__MATERIAL SHOWN__
☆ ☆ ☆ ☆ ☆ ☆ ☆

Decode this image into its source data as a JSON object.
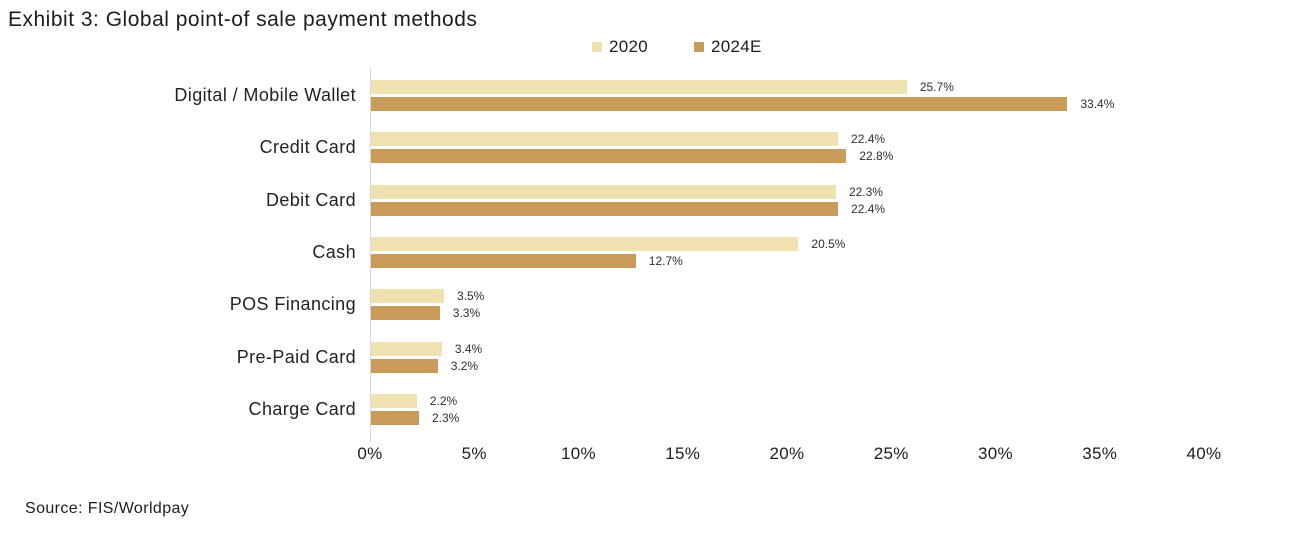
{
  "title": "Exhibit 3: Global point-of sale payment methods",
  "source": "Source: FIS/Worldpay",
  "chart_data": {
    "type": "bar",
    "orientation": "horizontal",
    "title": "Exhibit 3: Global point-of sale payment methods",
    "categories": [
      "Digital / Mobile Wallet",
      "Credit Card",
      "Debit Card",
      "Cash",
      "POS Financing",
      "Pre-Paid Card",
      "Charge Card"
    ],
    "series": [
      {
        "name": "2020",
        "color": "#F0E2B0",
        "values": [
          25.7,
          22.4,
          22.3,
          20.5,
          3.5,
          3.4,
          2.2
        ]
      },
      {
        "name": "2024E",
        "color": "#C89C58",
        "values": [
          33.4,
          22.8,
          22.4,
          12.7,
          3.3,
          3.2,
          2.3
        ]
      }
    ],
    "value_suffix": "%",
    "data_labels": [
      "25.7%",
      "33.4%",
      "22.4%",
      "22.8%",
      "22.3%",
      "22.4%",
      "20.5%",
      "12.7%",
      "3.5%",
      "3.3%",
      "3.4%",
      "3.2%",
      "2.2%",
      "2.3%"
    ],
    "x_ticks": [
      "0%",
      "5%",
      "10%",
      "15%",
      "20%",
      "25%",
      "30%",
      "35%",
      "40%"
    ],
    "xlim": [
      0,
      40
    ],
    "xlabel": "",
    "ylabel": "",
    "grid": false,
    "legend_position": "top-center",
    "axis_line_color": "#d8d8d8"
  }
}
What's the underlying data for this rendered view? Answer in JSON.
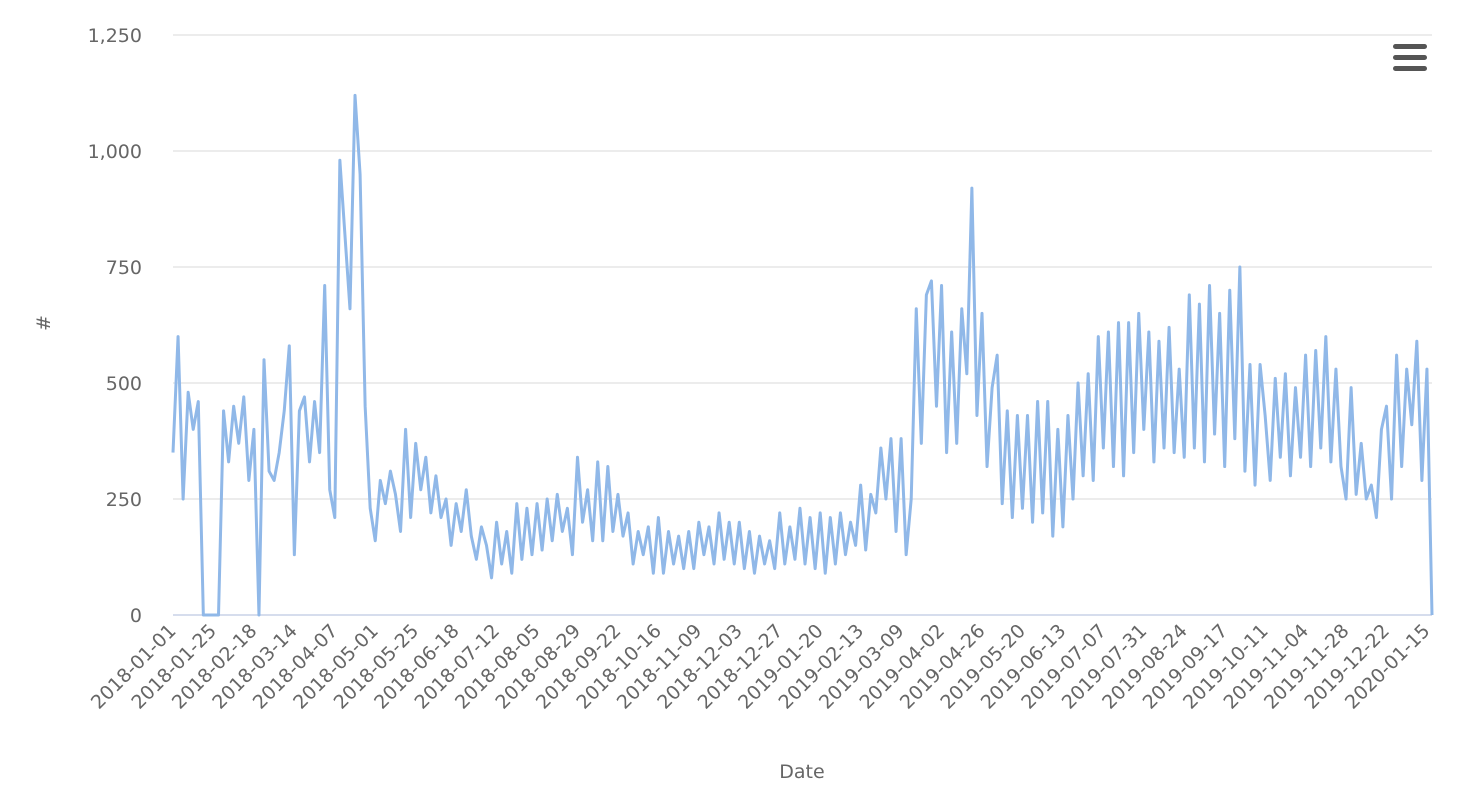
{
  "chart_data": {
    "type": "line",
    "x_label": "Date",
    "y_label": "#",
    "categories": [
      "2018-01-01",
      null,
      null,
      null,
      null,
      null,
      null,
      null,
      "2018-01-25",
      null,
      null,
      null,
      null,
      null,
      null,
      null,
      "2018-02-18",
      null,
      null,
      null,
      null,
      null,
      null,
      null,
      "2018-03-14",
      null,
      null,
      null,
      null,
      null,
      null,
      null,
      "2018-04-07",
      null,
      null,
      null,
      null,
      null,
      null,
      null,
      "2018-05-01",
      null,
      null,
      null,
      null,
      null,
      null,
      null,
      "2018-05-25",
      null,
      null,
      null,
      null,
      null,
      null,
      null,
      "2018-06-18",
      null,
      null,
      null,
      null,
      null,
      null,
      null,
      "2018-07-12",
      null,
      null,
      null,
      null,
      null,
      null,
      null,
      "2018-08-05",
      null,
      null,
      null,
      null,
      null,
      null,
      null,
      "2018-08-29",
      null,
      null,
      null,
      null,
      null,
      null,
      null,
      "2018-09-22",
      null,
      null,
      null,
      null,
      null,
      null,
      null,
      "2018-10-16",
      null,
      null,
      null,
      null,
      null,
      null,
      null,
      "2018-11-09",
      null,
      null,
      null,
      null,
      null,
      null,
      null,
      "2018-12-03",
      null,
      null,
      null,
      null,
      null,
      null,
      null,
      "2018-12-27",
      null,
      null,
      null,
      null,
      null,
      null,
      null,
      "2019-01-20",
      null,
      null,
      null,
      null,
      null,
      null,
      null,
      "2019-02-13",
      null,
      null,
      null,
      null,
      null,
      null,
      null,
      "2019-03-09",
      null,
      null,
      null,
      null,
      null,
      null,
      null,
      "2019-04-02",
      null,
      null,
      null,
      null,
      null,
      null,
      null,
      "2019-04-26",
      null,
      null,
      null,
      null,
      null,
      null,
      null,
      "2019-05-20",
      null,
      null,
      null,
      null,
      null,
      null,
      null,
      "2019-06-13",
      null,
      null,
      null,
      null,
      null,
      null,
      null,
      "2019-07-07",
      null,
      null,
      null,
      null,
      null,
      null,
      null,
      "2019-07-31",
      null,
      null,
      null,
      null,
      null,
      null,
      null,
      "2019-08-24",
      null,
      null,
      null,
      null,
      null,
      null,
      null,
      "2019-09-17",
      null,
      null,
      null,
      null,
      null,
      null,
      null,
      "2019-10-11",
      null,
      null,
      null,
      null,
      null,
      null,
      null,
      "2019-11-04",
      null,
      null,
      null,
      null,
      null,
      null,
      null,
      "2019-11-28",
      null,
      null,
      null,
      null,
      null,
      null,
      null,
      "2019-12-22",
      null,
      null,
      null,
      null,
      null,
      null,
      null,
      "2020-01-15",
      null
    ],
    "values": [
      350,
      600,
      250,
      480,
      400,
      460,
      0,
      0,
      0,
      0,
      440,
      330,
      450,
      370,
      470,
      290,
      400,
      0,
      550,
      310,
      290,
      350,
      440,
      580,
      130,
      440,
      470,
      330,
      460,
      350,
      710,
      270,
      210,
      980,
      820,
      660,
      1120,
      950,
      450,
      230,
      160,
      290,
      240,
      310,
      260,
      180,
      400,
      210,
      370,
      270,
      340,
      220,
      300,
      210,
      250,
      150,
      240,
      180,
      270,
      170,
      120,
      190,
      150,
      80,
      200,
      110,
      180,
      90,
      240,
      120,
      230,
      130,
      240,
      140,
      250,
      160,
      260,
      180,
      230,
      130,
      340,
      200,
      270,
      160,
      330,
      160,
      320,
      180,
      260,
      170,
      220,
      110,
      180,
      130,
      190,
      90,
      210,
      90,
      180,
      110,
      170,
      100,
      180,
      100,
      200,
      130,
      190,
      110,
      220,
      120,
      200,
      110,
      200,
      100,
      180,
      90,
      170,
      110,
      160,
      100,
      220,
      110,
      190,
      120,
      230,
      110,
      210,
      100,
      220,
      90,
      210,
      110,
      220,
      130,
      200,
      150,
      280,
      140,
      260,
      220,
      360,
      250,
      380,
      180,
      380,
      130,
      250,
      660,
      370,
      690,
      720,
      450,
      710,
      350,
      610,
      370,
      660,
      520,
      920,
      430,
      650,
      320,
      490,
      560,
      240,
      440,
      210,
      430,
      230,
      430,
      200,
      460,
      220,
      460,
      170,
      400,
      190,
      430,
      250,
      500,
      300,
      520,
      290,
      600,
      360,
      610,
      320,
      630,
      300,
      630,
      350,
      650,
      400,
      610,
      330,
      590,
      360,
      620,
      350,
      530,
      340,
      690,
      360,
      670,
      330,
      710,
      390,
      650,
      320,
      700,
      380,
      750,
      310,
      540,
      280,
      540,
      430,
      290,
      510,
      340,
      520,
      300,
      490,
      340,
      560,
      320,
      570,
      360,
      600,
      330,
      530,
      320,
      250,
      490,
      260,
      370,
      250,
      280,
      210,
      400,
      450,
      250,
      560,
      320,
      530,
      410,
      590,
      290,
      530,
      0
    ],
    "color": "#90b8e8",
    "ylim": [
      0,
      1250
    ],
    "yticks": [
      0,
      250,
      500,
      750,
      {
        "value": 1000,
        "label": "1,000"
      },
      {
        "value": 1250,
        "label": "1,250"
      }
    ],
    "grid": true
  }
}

☆ ☆ ☆ ☆ ☆ ☆ ☆

Exclude all images and restate the records above word for word.

Decode this image into its source data as a JSON object.
{
  "title": "Exhibit 3: Global point-of sale payment methods",
  "source": "Source: FIS/Worldpay",
  "chart_data": {
    "type": "bar",
    "orientation": "horizontal",
    "title": "Exhibit 3: Global point-of sale payment methods",
    "categories": [
      "Digital / Mobile Wallet",
      "Credit Card",
      "Debit Card",
      "Cash",
      "POS Financing",
      "Pre-Paid Card",
      "Charge Card"
    ],
    "series": [
      {
        "name": "2020",
        "color": "#F0E2B0",
        "values": [
          25.7,
          22.4,
          22.3,
          20.5,
          3.5,
          3.4,
          2.2
        ]
      },
      {
        "name": "2024E",
        "color": "#C89C58",
        "values": [
          33.4,
          22.8,
          22.4,
          12.7,
          3.3,
          3.2,
          2.3
        ]
      }
    ],
    "value_suffix": "%",
    "data_labels": [
      "25.7%",
      "33.4%",
      "22.4%",
      "22.8%",
      "22.3%",
      "22.4%",
      "20.5%",
      "12.7%",
      "3.5%",
      "3.3%",
      "3.4%",
      "3.2%",
      "2.2%",
      "2.3%"
    ],
    "x_ticks": [
      "0%",
      "5%",
      "10%",
      "15%",
      "20%",
      "25%",
      "30%",
      "35%",
      "40%"
    ],
    "xlim": [
      0,
      40
    ],
    "xlabel": "",
    "ylabel": "",
    "grid": false,
    "legend_position": "top-center",
    "axis_line_color": "#d8d8d8"
  }
}
What's the underlying data for this rendered view? Answer in JSON.
{
  "chart_data": {
    "type": "line",
    "x_label": "Date",
    "y_label": "#",
    "categories": [
      "2018-01-01",
      null,
      null,
      null,
      null,
      null,
      null,
      null,
      "2018-01-25",
      null,
      null,
      null,
      null,
      null,
      null,
      null,
      "2018-02-18",
      null,
      null,
      null,
      null,
      null,
      null,
      null,
      "2018-03-14",
      null,
      null,
      null,
      null,
      null,
      null,
      null,
      "2018-04-07",
      null,
      null,
      null,
      null,
      null,
      null,
      null,
      "2018-05-01",
      null,
      null,
      null,
      null,
      null,
      null,
      null,
      "2018-05-25",
      null,
      null,
      null,
      null,
      null,
      null,
      null,
      "2018-06-18",
      null,
      null,
      null,
      null,
      null,
      null,
      null,
      "2018-07-12",
      null,
      null,
      null,
      null,
      null,
      null,
      null,
      "2018-08-05",
      null,
      null,
      null,
      null,
      null,
      null,
      null,
      "2018-08-29",
      null,
      null,
      null,
      null,
      null,
      null,
      null,
      "2018-09-22",
      null,
      null,
      null,
      null,
      null,
      null,
      null,
      "2018-10-16",
      null,
      null,
      null,
      null,
      null,
      null,
      null,
      "2018-11-09",
      null,
      null,
      null,
      null,
      null,
      null,
      null,
      "2018-12-03",
      null,
      null,
      null,
      null,
      null,
      null,
      null,
      "2018-12-27",
      null,
      null,
      null,
      null,
      null,
      null,
      null,
      "2019-01-20",
      null,
      null,
      null,
      null,
      null,
      null,
      null,
      "2019-02-13",
      null,
      null,
      null,
      null,
      null,
      null,
      null,
      "2019-03-09",
      null,
      null,
      null,
      null,
      null,
      null,
      null,
      "2019-04-02",
      null,
      null,
      null,
      null,
      null,
      null,
      null,
      "2019-04-26",
      null,
      null,
      null,
      null,
      null,
      null,
      null,
      "2019-05-20",
      null,
      null,
      null,
      null,
      null,
      null,
      null,
      "2019-06-13",
      null,
      null,
      null,
      null,
      null,
      null,
      null,
      "2019-07-07",
      null,
      null,
      null,
      null,
      null,
      null,
      null,
      "2019-07-31",
      null,
      null,
      null,
      null,
      null,
      null,
      null,
      "2019-08-24",
      null,
      null,
      null,
      null,
      null,
      null,
      null,
      "2019-09-17",
      null,
      null,
      null,
      null,
      null,
      null,
      null,
      "2019-10-11",
      null,
      null,
      null,
      null,
      null,
      null,
      null,
      "2019-11-04",
      null,
      null,
      null,
      null,
      null,
      null,
      null,
      "2019-11-28",
      null,
      null,
      null,
      null,
      null,
      null,
      null,
      "2019-12-22",
      null,
      null,
      null,
      null,
      null,
      null,
      null,
      "2020-01-15",
      null
    ],
    "values": [
      350,
      600,
      250,
      480,
      400,
      460,
      0,
      0,
      0,
      0,
      440,
      330,
      450,
      370,
      470,
      290,
      400,
      0,
      550,
      310,
      290,
      350,
      440,
      580,
      130,
      440,
      470,
      330,
      460,
      350,
      710,
      270,
      210,
      980,
      820,
      660,
      1120,
      950,
      450,
      230,
      160,
      290,
      240,
      310,
      260,
      180,
      400,
      210,
      370,
      270,
      340,
      220,
      300,
      210,
      250,
      150,
      240,
      180,
      270,
      170,
      120,
      190,
      150,
      80,
      200,
      110,
      180,
      90,
      240,
      120,
      230,
      130,
      240,
      140,
      250,
      160,
      260,
      180,
      230,
      130,
      340,
      200,
      270,
      160,
      330,
      160,
      320,
      180,
      260,
      170,
      220,
      110,
      180,
      130,
      190,
      90,
      210,
      90,
      180,
      110,
      170,
      100,
      180,
      100,
      200,
      130,
      190,
      110,
      220,
      120,
      200,
      110,
      200,
      100,
      180,
      90,
      170,
      110,
      160,
      100,
      220,
      110,
      190,
      120,
      230,
      110,
      210,
      100,
      220,
      90,
      210,
      110,
      220,
      130,
      200,
      150,
      280,
      140,
      260,
      220,
      360,
      250,
      380,
      180,
      380,
      130,
      250,
      660,
      370,
      690,
      720,
      450,
      710,
      350,
      610,
      370,
      660,
      520,
      920,
      430,
      650,
      320,
      490,
      560,
      240,
      440,
      210,
      430,
      230,
      430,
      200,
      460,
      220,
      460,
      170,
      400,
      190,
      430,
      250,
      500,
      300,
      520,
      290,
      600,
      360,
      610,
      320,
      630,
      300,
      630,
      350,
      650,
      400,
      610,
      330,
      590,
      360,
      620,
      350,
      530,
      340,
      690,
      360,
      670,
      330,
      710,
      390,
      650,
      320,
      700,
      380,
      750,
      310,
      540,
      280,
      540,
      430,
      290,
      510,
      340,
      520,
      300,
      490,
      340,
      560,
      320,
      570,
      360,
      600,
      330,
      530,
      320,
      250,
      490,
      260,
      370,
      250,
      280,
      210,
      400,
      450,
      250,
      560,
      320,
      530,
      410,
      590,
      290,
      530,
      0
    ],
    "color": "#90b8e8",
    "ylim": [
      0,
      1250
    ],
    "yticks": [
      0,
      250,
      500,
      750,
      {
        "value": 1000,
        "label": "1,000"
      },
      {
        "value": 1250,
        "label": "1,250"
      }
    ],
    "grid": true
  }
}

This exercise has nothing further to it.